## What the exercise asks
An exact copy of all the data is required, with pictures left out.
BEGIN Extracted records
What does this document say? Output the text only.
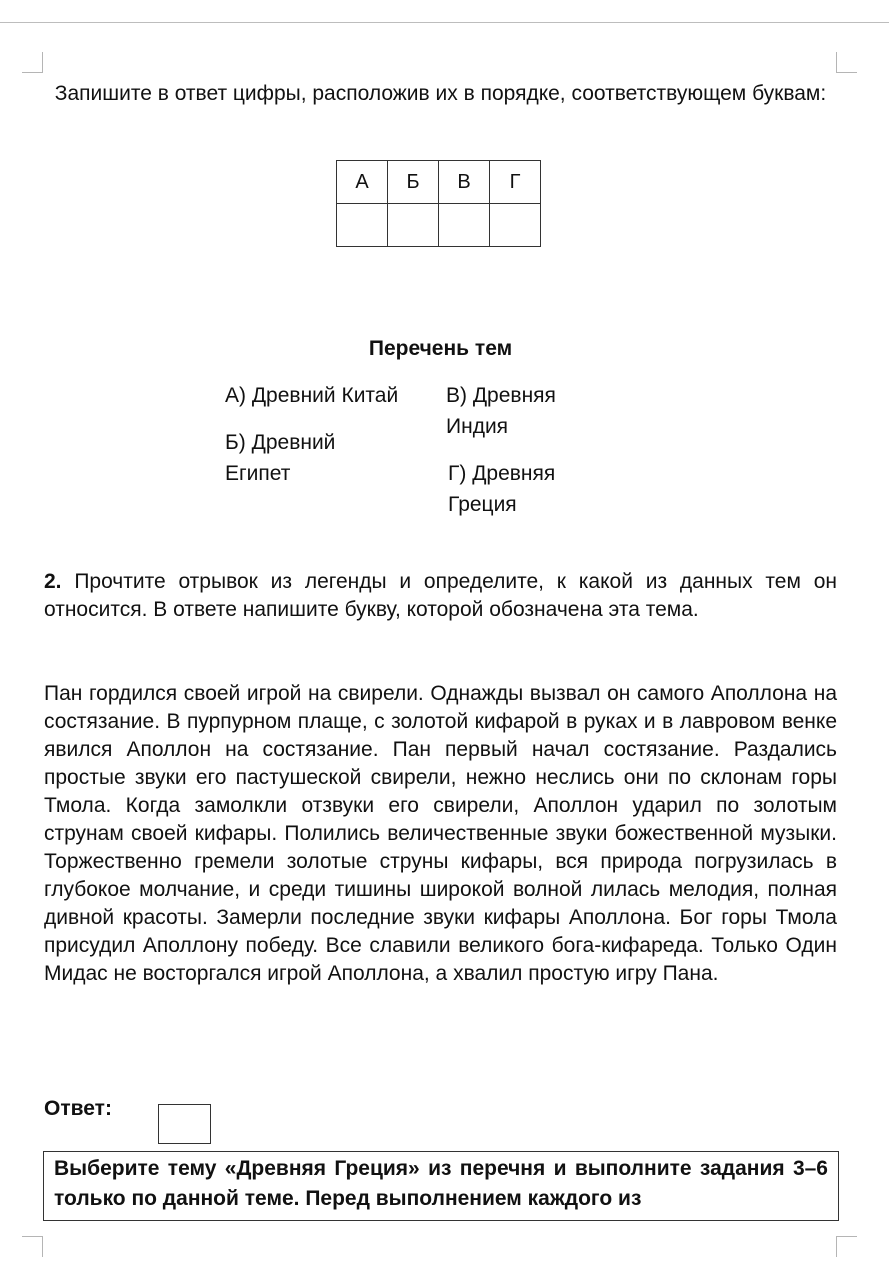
Запишите в ответ цифры, расположив их в порядке, соответствующем буквам:
А	Б	В	Г

Перечень тем
А) Древний Китай
Б) Древний Египет
В) Древняя Индия
Г) Древняя Греция
2. Прочтите отрывок из легенды и определите, к какой из данных тем он относится. В ответе напишите букву, которой обозначена эта тема.
Пан гордился своей игрой на свирели. Однажды вызвал он самого Аполлона на состязание. В пурпурном плаще, с золотой кифарой в руках и в лавровом венке явился Аполлон на состязание. Пан первый начал состязание. Раздались простые звуки его пастушеской свирели, нежно неслись они по склонам горы Тмола. Когда замолкли отзвуки его свирели, Аполлон ударил по золотым струнам своей кифары. Полились величественные звуки божественной музыки. Торжественно гремели золотые струны кифары, вся природа погрузилась в глубокое молчание, и среди тишины широкой волной лилась мелодия, полная дивной красоты. Замерли последние звуки кифары Аполлона. Бог горы Тмола присудил Аполлону победу. Все славили великого бога-кифареда. Только Один Мидас не восторгался игрой Аполлона, а хвалил простую игру Пана.
Ответ:
Выберите тему «Древняя Греция» из перечня и выполните задания 3–6 только по данной теме. Перед выполнением каждого из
END Extracted records
## Result of this task
What does this document say? Output the text only.
Запишите в ответ цифры, расположив их в порядке, соответствующем буквам:
А	Б	В	Г

Перечень тем
А) Древний Китай
Б) Древний Египет
В) Древняя Индия
Г) Древняя Греция
2. Прочтите отрывок из легенды и определите, к какой из данных тем он относится. В ответе напишите букву, которой обозначена эта тема.
Пан гордился своей игрой на свирели. Однажды вызвал он самого Аполлона на состязание. В пурпурном плаще, с золотой кифарой в руках и в лавровом венке явился Аполлон на состязание. Пан первый начал состязание. Раздались простые звуки его пастушеской свирели, нежно неслись они по склонам горы Тмола. Когда замолкли отзвуки его свирели, Аполлон ударил по золотым струнам своей кифары. Полились величественные звуки божественной музыки. Торжественно гремели золотые струны кифары, вся природа погрузилась в глубокое молчание, и среди тишины широкой волной лилась мелодия, полная дивной красоты. Замерли последние звуки кифары Аполлона. Бог горы Тмола присудил Аполлону победу. Все славили великого бога-кифареда. Только Один Мидас не восторгался игрой Аполлона, а хвалил простую игру Пана.
Ответ:
Выберите тему «Древняя Греция» из перечня и выполните задания 3–6 только по данной теме. Перед выполнением каждого из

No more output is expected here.